# [Data tied to figure images]
--- Begin ---

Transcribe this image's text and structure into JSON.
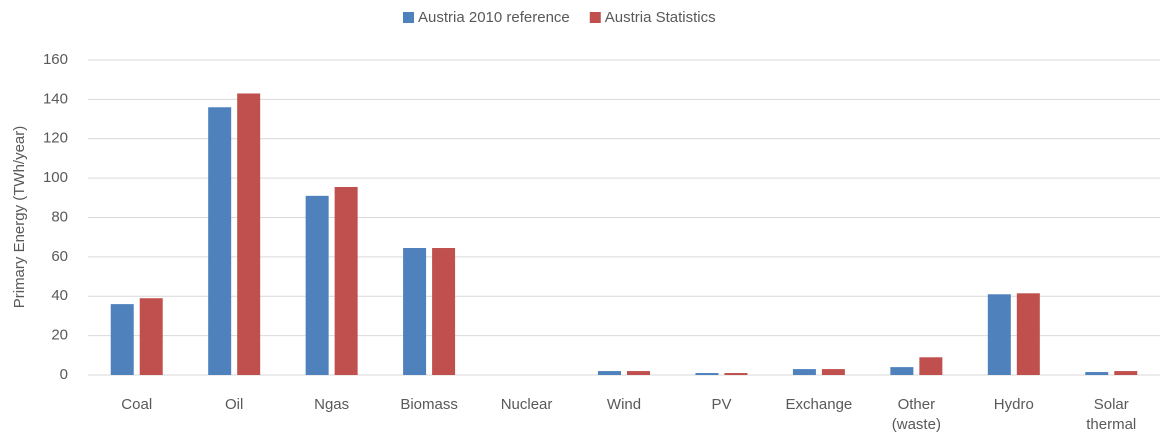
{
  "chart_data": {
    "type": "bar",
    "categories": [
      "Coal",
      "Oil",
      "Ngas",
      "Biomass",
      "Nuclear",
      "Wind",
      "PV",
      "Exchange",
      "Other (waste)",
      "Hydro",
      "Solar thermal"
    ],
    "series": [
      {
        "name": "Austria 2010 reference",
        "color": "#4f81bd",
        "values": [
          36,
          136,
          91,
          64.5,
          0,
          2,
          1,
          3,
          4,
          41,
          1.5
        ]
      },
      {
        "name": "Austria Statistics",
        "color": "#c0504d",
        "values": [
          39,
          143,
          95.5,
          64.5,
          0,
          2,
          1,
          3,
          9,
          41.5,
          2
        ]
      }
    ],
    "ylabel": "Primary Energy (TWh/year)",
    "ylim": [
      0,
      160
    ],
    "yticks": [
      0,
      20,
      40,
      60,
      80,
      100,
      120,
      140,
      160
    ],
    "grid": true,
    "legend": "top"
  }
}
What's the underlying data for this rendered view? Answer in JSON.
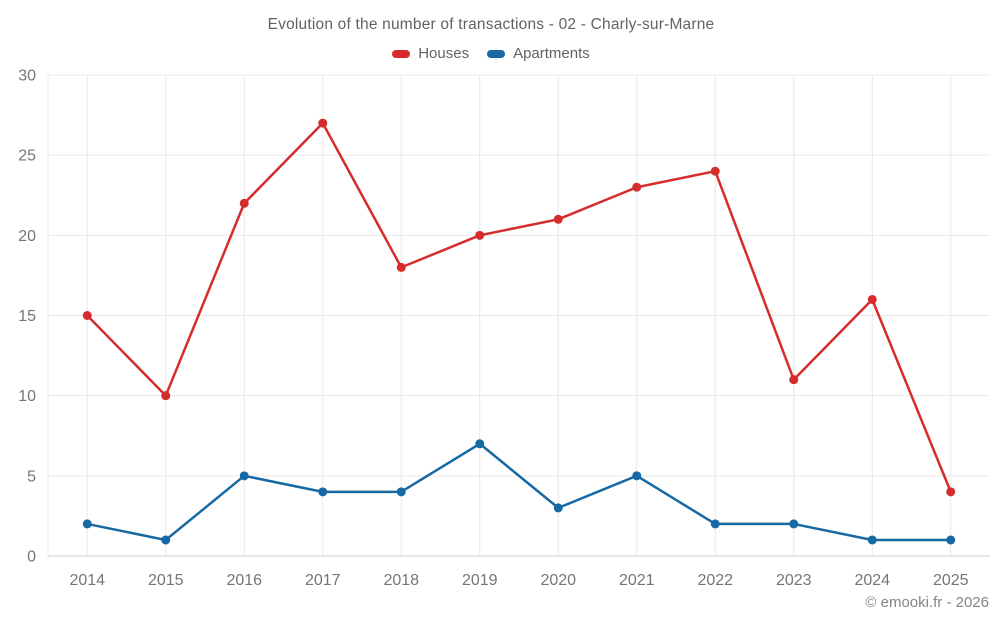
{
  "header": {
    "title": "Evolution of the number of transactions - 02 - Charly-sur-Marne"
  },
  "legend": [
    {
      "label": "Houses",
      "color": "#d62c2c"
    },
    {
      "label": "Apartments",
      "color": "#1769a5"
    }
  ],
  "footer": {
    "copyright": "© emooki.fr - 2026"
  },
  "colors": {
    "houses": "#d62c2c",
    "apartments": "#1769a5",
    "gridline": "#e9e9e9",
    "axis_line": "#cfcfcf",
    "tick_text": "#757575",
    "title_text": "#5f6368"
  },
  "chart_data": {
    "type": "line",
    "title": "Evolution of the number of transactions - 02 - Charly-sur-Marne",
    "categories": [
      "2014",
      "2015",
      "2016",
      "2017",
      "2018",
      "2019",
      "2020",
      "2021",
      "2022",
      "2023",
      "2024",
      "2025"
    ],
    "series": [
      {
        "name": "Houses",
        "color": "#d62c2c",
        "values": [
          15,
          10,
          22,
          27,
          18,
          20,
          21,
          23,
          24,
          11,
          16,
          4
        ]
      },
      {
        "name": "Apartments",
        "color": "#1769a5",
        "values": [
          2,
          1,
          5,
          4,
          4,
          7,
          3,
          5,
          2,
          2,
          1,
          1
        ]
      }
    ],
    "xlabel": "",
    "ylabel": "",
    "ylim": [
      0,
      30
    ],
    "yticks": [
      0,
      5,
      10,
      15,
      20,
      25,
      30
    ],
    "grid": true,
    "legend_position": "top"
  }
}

--- End ---

Read through the lines above and collect those that contain the string "number".

# [Solution for this task]
    "title": "Evolution of the number of transactions - 02 - Charly-sur-Marne"
    "title": "Evolution of the number of transactions - 02 - Charly-sur-Marne",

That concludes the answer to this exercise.